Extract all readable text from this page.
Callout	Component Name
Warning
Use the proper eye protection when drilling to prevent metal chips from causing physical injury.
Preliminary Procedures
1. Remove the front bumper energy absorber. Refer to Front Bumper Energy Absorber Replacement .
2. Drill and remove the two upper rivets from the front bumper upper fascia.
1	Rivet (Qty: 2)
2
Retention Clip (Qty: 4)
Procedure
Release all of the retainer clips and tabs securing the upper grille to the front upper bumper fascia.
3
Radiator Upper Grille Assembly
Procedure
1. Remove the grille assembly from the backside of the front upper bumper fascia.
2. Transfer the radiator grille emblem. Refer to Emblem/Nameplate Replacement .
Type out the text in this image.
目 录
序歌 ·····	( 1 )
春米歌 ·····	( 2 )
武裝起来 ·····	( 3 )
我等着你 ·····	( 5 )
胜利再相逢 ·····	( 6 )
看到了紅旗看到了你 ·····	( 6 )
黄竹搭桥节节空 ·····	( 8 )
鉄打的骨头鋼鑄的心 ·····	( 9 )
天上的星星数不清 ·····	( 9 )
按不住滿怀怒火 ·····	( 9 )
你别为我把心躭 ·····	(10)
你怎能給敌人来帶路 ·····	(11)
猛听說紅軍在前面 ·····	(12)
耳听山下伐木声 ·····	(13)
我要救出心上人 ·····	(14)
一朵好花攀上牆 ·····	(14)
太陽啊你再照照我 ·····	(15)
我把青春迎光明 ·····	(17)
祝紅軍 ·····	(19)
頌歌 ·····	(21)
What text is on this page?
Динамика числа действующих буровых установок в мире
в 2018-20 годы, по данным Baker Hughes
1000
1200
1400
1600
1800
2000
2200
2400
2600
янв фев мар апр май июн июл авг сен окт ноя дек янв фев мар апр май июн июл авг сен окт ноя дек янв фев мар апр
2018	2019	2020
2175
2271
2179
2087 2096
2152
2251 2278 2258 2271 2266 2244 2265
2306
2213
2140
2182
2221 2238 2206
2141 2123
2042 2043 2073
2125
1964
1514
════════
## PROMPT
Which lines hold the string "page"? List them all.

## THE RESULT
Extract all readable text from this page.
What text is on this page?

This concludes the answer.